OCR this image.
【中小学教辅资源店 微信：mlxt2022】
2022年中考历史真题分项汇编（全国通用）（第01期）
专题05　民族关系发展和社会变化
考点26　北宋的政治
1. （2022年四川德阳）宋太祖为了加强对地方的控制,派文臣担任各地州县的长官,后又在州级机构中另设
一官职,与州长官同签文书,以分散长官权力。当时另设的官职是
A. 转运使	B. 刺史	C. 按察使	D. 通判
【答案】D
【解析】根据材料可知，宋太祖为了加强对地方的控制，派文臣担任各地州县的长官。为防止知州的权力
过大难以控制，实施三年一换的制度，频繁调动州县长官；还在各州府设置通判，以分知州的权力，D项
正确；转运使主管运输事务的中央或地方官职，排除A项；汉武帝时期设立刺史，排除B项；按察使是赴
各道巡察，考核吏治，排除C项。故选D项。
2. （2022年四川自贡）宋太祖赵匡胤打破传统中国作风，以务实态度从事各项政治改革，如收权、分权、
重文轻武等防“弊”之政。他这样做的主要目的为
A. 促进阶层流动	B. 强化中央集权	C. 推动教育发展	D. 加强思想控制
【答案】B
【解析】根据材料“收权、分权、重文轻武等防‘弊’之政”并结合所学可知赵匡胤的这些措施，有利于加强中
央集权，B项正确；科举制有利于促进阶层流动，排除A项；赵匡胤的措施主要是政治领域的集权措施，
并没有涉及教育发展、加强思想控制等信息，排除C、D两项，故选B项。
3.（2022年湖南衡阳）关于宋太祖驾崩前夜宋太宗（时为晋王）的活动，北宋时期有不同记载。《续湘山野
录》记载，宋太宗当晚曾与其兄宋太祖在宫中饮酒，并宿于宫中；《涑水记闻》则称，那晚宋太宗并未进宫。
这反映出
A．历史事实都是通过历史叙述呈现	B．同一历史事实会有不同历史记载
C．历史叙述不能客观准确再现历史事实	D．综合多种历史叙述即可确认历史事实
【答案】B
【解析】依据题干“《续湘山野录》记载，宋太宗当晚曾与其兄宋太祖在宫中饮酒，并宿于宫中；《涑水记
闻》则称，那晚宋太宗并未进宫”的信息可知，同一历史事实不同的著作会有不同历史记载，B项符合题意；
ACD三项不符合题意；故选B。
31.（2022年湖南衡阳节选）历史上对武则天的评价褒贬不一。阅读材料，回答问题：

──────

## Exercise brief
Copy each line of the data exactly, leaving nothing out.

## Full solution
OCR this image.
【中小学教辅资源店 微信：mlxt2022】
2022年中考历史真题分项汇编（全国通用）（第01期）
专题05　民族关系发展和社会变化
考点26　北宋的政治
1. （2022年四川德阳）宋太祖为了加强对地方的控制,派文臣担任各地州县的长官,后又在州级机构中另设
一官职,与州长官同签文书,以分散长官权力。当时另设的官职是
A. 转运使	B. 刺史	C. 按察使	D. 通判
【答案】D
【解析】根据材料可知，宋太祖为了加强对地方的控制，派文臣担任各地州县的长官。为防止知州的权力
过大难以控制，实施三年一换的制度，频繁调动州县长官；还在各州府设置通判，以分知州的权力，D项
正确；转运使主管运输事务的中央或地方官职，排除A项；汉武帝时期设立刺史，排除B项；按察使是赴
各道巡察，考核吏治，排除C项。故选D项。
2. （2022年四川自贡）宋太祖赵匡胤打破传统中国作风，以务实态度从事各项政治改革，如收权、分权、
重文轻武等防“弊”之政。他这样做的主要目的为
A. 促进阶层流动	B. 强化中央集权	C. 推动教育发展	D. 加强思想控制
【答案】B
【解析】根据材料“收权、分权、重文轻武等防‘弊’之政”并结合所学可知赵匡胤的这些措施，有利于加强中
央集权，B项正确；科举制有利于促进阶层流动，排除A项；赵匡胤的措施主要是政治领域的集权措施，
并没有涉及教育发展、加强思想控制等信息，排除C、D两项，故选B项。
3.（2022年湖南衡阳）关于宋太祖驾崩前夜宋太宗（时为晋王）的活动，北宋时期有不同记载。《续湘山野
录》记载，宋太宗当晚曾与其兄宋太祖在宫中饮酒，并宿于宫中；《涑水记闻》则称，那晚宋太宗并未进宫。
这反映出
A．历史事实都是通过历史叙述呈现	B．同一历史事实会有不同历史记载
C．历史叙述不能客观准确再现历史事实	D．综合多种历史叙述即可确认历史事实
【答案】B
【解析】依据题干“《续湘山野录》记载，宋太宗当晚曾与其兄宋太祖在宫中饮酒，并宿于宫中；《涑水记
闻》则称，那晚宋太宗并未进宫”的信息可知，同一历史事实不同的著作会有不同历史记载，B项符合题意；
ACD三项不符合题意；故选B。
31.（2022年湖南衡阳节选）历史上对武则天的评价褒贬不一。阅读材料，回答问题：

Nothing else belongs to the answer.